= COMPITI DA SVOLGERE =
- A) Secondo il brano citato, in quale triplice funzione pastorale si esplica il carisma del vescovo?
- B) Riporta come elenco numerato le righe del listato fornito, partendo dalla riga che contiene "code-editor: AndroidManifest.xml b.smali" e proseguendo fino a quella che contiene "folder-icon[interactable] [40,134,56,150]", entrambe incluse, tralasciando le righe vuote.

= BRANO CITATO =
╭──
3. Ma ancora un’altra voce arcana ascoltiamo, che continua sul filo delle precedenti riflessioni. Ed è quella del carisma della potestà pastorale, conferito ai vescovi della Chiesa di Dio secondo la precisa volontà di Cristo e la disposizione dello Spirito Santo (Cfr. Ac 20,28): posuit Spiritus Sanctus regere. Il carisma interiore ed esteriore del vescovo è quello dunque dell’essere chiamato alla testa di quella porzione del gregge che è a lui affidata, ed appartiene all’unica Chiesa: e si esplica nell’esercizio della triplice funzione pastorale: di magistero, di ministero e di guida. Non ci sfugge come, specialmente in questi tempi recenti, si sia preteso di opporre la Chiesa carismatica a quella gerarchica, quasi si trattasse di due organismi distinti, anzi, in sé contrastanti e opposti. Di fatto, qui, nella potestà pastorale, il carisma e l’autorità coincidono: abbiamo ricevuto lo Spirito Santo, che nella missione episcopale si manifesta così, in questa simbiosi simultanea di magisterium, assistito dal lume del Paraclito, di ministerium santificando mediante la sua grazia e di regimen, nella carità del servizio: sono questi facoltà del Vescovo e doni dello Spirito. È la voce di Paolo che ce lo ricorda e conferma: «Vi sono bensì vari carismi distinti, ma un medesimo è lo Spirito; e vi sono vari ministeri, ma un medesimo Signore; e varie operazioni, ma è il medesimo Dio che opera ogni cosa in tutti» (1Co 12,4-6). Dall’unico Dio-Trinità discende l’unica Chiesa, della quale i Vescovi hanno la prima responsabilità, con unicità di attribuzione carismatica e gerarchica. Non si negano certo i carismi particolari dei fedeli, tutt’altro; lo stesso passo della prima lettera ai Corinti li suppone e li riconosce, perché la Chiesa è un organismo vivo, animato dalla vita stessa, misteriosa e molteplice, imprevedibile e mobile, santificatrice e trasformatrice, di Dio; ma i carismi, concessi ai fedeli, come ancora sottolinea Paolo (1Co 14,26-33 1Co 14,40), vanno soggetti a disciplina, che sola è assicurata dal carisma della potestà pastorale, nella carità.
╰──
= LISTATO FORNITO =
╭──
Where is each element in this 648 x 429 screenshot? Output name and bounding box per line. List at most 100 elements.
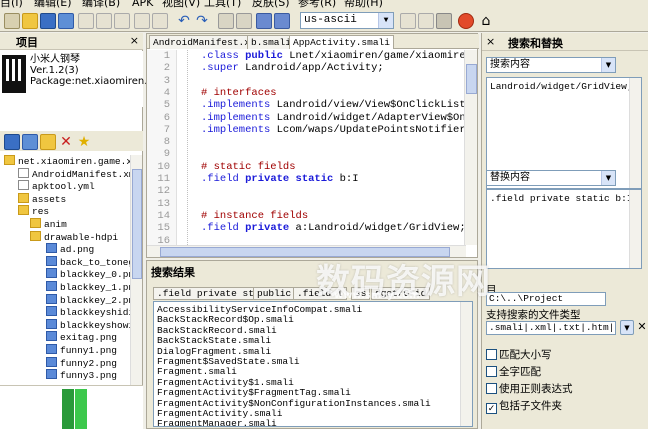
code-editor: AndroidManifest.xml b.smali AppActivity.… [146,33,479,258]
save-all-icon[interactable] [58,13,74,29]
menu-item[interactable]: 编译(B) [82,0,120,10]
tree-item[interactable]: funny1.png [46,344,117,357]
star-icon[interactable]: ★ [76,134,92,150]
stop-icon[interactable] [458,13,474,29]
result-item[interactable]: BackStackRecord$Op.smali [157,314,294,325]
results-scrollbar[interactable] [460,302,472,426]
export-icon[interactable] [22,134,38,150]
subfolders-checkbox[interactable]: ✓ [486,403,497,414]
file-icon [18,167,29,178]
results-tab[interactable]: public [253,287,296,300]
folder-icon[interactable] [40,134,56,150]
menubar: 目(I) 编辑(E) 编译(B) APK 视图(V) 工具(T) 皮肤(S) 参考(R) 帮助(… [0,0,648,10]
result-item[interactable]: AccessibilityServiceInfoCompat.smali [157,304,362,315]
format-icon[interactable] [400,13,416,29]
subfolders-option[interactable]: ✓ 包括子文件夹 [486,398,562,414]
image-file-icon [46,243,57,254]
match-case-checkbox[interactable] [486,349,497,360]
code-token: .super [201,62,246,75]
search-mode-select[interactable]: 搜索内容 ▼ [486,57,616,73]
find-icon[interactable] [218,13,234,29]
search-input-scrollbar[interactable] [629,78,641,188]
remove-filetype-icon[interactable]: ✕ [636,320,648,335]
regex-checkbox[interactable] [486,383,497,394]
tree-item[interactable]: back_to_toneg [46,255,130,269]
result-item[interactable]: FragmentManager.smali [157,418,277,426]
replace-input-scrollbar[interactable] [629,190,641,268]
save-icon[interactable] [4,134,20,150]
result-item[interactable]: Fragment$SavedState.smali [157,356,300,367]
copy-icon[interactable] [96,13,112,29]
result-item[interactable]: FragmentActivity$NonConfigurationInstanc… [157,398,431,409]
replace-mode-select[interactable]: 替换内容 ▼ [486,170,616,186]
result-item[interactable]: FragmentActivity$FragmentTag.smali [157,387,351,398]
chevron-down-icon[interactable]: ▼ [620,320,634,335]
bookmark-icon[interactable] [274,13,290,29]
editor-vertical-scrollbar[interactable] [464,50,477,245]
tree-item[interactable]: blackkeyshowi [46,318,130,332]
tab-b-smali[interactable]: b.smali [247,35,295,49]
tree-item[interactable]: blackkey_0.pn [46,268,130,281]
menu-item[interactable]: 帮助(H) [344,0,383,10]
image-file-icon [46,344,57,354]
undo-icon[interactable]: ↶ [176,13,192,29]
encoding-select[interactable]: us-ascii ▼ [300,12,394,29]
tree-item[interactable]: blackkeyshidin [46,306,130,319]
menu-item[interactable]: APK [132,0,153,10]
menu-item[interactable]: 皮肤(S) [252,0,290,10]
replace-icon[interactable] [236,13,252,29]
result-item[interactable]: FragmentActivity.smali [157,408,282,419]
paste-icon[interactable] [114,13,130,29]
tree-item[interactable]: funny2.png [46,356,117,370]
goto-icon[interactable] [256,13,272,29]
paste-special-icon[interactable] [152,13,168,29]
cut-icon[interactable] [78,13,94,29]
tree-item[interactable]: anim [30,218,67,231]
tree-scrollbar[interactable] [130,155,142,385]
tree-item[interactable]: res [18,205,49,218]
tree-item[interactable]: net.xiaomiren.game.xia [4,155,130,168]
result-item[interactable]: FragmentActivity$1.smali [157,377,294,388]
whole-word-checkbox[interactable] [486,366,497,377]
tree-item[interactable]: exitag.png [46,331,117,344]
directory-input[interactable]: C:\..\Project [486,292,606,306]
tree-item[interactable]: blackkey_2.pn [46,293,130,307]
match-case-option[interactable]: 匹配大小写 [486,347,552,362]
result-item[interactable]: BackStackRecord.smali [157,325,277,336]
new-file-icon[interactable] [4,13,20,29]
result-item[interactable]: Fragment.smali [157,366,237,377]
android-icon[interactable] [436,13,452,29]
menu-item[interactable]: 编辑(E) [34,0,72,10]
menu-item[interactable]: 目(I) [0,0,23,10]
replace-input[interactable]: .field private static b:I [486,189,642,269]
regex-option[interactable]: 使用正则表达式 [486,381,573,396]
image-file-icon [46,306,57,317]
tree-item[interactable]: ad.png [46,243,94,256]
tree-item[interactable]: apktool.yml [18,180,95,193]
tools-icon[interactable] [418,13,434,29]
result-item[interactable]: BackStackState.smali [157,335,271,346]
whole-word-option[interactable]: 全字匹配 [486,364,541,379]
tab-appactivity[interactable]: AppActivity.smali [289,35,394,49]
filetype-input[interactable]: .smali|.xml|.txt|.htm|.html [486,321,616,335]
home-icon[interactable]: ⌂ [478,13,494,29]
save-icon[interactable] [40,13,56,29]
close-icon[interactable]: × [130,34,139,47]
delete-icon[interactable] [134,13,150,29]
remove-icon[interactable]: ✕ [58,134,74,150]
menu-item[interactable]: 工具(T) [204,0,241,10]
close-icon[interactable]: × [486,35,495,48]
result-item[interactable]: DialogFragment.smali [157,346,271,357]
code-area[interactable]: .class public Lnet/xiaomiren/game/xiaomi… [201,50,465,245]
tree-item[interactable]: funny3.png [46,369,117,382]
open-folder-icon[interactable] [22,13,38,29]
tree-item[interactable]: drawable-hdpi [30,230,118,244]
tree-item[interactable]: blackkey_1.pn [46,281,130,294]
tree-item[interactable]: AndroidManifest.xml [18,167,130,181]
tree-item[interactable]: assets [18,192,66,206]
menu-item[interactable]: 参考(R) [298,0,336,10]
code-token: # instance fields [201,209,309,222]
redo-icon[interactable]: ↷ [194,13,210,29]
menu-item[interactable]: 视图(V) [162,0,200,10]
tree-item-label: blackkey_1.pn [60,282,130,293]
╰──
= LE RISPOSTE =
- A) Nella funzione di magistero, di ministero e di guida.

- B)
1. code-editor: AndroidManifest.xml b.smali AppActivity.… [146,33,479,258]
2. save-all-icon[interactable] [58,13,74,29]
3. menu-item[interactable]: 编译(B) [82,0,120,10]
4. tree-item[interactable]: funny1.png [46,344,117,357]
5. star-icon[interactable]: ★ [76,134,92,150]
6. stop-icon[interactable] [458,13,474,29]
7. result-item[interactable]: BackStackRecord$Op.smali [157,314,294,325]
8. results-scrollbar[interactable] [460,302,472,426]
9. export-icon[interactable] [22,134,38,150]
10. subfolders-checkbox[interactable]: ✓ [486,403,497,414]
11. file-icon [18,167,29,178]
12. results-tab[interactable]: public [253,287,296,300]
13. folder-icon[interactable] [40,134,56,150]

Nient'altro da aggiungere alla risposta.